Figure record extracts
· · · ·

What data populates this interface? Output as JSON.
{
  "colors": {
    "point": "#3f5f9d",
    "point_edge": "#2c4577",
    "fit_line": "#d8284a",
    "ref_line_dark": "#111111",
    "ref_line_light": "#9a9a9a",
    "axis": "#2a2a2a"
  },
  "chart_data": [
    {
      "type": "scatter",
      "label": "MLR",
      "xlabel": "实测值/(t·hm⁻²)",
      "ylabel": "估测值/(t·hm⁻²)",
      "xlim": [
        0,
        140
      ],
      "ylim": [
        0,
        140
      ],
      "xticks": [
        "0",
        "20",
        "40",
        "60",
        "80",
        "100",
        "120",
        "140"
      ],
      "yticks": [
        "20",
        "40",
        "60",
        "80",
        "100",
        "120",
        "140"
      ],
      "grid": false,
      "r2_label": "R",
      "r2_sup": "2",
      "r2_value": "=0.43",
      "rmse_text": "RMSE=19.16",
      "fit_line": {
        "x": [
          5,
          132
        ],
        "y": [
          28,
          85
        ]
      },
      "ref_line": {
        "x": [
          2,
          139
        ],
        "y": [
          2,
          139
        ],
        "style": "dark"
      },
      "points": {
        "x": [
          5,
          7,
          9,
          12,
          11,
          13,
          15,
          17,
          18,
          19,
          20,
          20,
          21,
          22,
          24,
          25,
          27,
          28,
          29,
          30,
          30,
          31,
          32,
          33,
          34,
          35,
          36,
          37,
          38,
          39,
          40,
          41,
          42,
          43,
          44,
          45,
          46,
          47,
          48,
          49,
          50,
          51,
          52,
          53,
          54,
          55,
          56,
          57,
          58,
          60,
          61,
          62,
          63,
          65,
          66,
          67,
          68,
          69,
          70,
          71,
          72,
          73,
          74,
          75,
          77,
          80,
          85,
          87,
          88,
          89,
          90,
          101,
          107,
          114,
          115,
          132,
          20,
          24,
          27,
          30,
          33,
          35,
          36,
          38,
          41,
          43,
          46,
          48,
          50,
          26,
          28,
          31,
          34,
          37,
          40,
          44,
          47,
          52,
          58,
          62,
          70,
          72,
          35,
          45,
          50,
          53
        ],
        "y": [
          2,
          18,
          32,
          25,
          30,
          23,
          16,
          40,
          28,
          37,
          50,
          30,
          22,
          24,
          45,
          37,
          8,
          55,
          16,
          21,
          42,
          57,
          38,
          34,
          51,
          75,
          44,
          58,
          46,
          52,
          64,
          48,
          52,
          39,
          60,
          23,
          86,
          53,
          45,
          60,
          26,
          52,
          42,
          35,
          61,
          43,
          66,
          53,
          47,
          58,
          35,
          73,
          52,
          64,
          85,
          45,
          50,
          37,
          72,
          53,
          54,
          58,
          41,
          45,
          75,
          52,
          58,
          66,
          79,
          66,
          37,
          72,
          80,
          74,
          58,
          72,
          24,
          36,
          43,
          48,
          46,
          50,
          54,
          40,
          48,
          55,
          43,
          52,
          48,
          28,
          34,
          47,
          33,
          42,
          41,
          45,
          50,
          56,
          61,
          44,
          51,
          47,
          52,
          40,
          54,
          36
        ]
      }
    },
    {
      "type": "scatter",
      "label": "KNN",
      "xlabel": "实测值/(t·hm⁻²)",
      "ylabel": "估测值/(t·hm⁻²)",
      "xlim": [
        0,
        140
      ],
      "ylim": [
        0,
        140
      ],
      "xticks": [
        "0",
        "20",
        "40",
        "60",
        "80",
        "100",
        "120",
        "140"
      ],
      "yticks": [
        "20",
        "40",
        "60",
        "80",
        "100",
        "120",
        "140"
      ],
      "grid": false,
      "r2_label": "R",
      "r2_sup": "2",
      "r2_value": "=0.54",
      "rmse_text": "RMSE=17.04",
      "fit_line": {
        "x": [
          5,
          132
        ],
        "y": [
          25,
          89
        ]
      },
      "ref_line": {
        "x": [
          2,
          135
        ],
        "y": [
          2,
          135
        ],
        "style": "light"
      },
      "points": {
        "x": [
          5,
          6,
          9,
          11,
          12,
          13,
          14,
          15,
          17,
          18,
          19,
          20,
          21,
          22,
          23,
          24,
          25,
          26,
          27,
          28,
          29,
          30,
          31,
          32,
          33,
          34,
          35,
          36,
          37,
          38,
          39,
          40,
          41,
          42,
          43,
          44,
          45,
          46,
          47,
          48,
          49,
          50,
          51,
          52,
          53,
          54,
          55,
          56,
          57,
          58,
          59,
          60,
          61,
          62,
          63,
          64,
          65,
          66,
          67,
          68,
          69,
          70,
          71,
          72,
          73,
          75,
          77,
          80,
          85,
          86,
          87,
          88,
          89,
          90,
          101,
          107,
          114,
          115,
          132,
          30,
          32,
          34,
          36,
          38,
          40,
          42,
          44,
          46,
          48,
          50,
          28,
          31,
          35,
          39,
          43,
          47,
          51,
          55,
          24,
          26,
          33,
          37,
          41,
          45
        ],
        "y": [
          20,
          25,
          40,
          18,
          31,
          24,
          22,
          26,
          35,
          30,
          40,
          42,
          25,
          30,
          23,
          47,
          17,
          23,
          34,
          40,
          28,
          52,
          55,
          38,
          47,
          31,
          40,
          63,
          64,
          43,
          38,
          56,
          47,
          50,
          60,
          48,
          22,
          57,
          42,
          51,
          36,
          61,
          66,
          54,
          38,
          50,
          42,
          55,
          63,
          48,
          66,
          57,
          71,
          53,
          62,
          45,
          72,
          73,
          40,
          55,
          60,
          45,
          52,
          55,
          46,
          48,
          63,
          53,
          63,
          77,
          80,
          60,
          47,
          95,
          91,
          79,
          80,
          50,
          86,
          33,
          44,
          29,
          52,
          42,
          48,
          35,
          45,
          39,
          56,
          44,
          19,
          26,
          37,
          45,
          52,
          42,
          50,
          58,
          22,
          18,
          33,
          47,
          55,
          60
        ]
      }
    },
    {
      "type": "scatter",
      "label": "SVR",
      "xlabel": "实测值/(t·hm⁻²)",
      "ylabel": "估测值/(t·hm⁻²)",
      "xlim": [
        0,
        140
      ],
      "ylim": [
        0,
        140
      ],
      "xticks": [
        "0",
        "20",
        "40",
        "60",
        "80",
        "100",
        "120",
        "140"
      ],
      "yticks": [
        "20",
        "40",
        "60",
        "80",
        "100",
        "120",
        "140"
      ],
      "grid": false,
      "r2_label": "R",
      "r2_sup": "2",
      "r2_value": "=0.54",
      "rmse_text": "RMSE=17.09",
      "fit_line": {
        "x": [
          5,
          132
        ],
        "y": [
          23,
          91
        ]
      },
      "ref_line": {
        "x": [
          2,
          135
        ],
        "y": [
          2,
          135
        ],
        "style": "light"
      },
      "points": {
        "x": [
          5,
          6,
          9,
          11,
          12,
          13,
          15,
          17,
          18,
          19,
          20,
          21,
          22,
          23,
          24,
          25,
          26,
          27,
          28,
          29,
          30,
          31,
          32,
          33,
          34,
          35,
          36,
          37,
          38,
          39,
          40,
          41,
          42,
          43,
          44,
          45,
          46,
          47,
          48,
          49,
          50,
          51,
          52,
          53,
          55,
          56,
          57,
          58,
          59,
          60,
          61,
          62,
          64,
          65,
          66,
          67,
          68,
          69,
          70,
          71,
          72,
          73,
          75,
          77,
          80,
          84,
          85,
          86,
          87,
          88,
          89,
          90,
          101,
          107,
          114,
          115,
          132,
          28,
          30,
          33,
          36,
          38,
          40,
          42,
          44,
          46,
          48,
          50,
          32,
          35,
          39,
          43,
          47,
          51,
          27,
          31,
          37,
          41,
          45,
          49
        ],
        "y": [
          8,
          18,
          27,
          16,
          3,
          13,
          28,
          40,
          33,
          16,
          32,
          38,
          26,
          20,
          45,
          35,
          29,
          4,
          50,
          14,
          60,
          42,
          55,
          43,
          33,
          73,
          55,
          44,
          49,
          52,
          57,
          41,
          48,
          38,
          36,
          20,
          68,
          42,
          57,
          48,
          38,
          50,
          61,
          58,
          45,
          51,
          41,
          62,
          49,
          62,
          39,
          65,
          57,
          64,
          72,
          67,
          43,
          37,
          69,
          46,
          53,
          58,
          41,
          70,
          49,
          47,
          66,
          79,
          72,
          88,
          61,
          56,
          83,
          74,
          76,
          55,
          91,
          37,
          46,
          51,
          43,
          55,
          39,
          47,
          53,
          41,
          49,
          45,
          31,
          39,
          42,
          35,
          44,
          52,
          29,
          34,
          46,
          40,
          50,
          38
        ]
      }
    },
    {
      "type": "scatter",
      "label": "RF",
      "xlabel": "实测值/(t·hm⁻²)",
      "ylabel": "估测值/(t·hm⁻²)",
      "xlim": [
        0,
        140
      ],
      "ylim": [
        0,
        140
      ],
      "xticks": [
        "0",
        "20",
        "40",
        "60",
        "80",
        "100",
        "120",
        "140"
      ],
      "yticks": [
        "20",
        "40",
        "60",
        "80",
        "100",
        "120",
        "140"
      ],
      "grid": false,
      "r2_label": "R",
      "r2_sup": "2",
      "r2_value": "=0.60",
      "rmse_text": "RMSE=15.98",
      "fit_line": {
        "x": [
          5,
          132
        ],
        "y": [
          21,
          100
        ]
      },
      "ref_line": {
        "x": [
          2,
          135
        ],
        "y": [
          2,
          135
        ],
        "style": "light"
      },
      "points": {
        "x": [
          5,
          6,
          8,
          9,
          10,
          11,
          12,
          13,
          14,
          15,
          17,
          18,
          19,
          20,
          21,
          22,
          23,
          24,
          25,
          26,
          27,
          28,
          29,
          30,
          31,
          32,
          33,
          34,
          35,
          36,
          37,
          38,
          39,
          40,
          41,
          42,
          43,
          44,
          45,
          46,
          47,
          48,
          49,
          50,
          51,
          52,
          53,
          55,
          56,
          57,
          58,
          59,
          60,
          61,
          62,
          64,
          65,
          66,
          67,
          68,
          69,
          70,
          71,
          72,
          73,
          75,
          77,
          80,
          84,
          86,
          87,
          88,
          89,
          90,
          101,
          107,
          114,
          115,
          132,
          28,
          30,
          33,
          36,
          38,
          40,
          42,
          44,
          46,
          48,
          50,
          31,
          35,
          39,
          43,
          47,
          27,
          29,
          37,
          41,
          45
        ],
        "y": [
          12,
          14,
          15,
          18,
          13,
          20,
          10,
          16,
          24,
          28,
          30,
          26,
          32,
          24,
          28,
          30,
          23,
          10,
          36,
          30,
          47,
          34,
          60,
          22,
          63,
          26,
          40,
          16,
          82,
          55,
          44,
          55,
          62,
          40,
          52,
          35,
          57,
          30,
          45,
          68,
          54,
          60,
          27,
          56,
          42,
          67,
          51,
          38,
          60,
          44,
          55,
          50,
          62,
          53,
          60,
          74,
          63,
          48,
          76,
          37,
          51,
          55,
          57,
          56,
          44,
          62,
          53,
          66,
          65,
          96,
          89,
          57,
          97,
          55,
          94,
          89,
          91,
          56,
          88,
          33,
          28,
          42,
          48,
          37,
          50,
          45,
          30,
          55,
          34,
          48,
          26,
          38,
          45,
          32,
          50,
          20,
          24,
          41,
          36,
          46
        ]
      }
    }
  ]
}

· · · ·

• **Do this**: Tell how many lines in the records above contain "RMSE", giving the number and no other words.

• **Solution for this task**: 4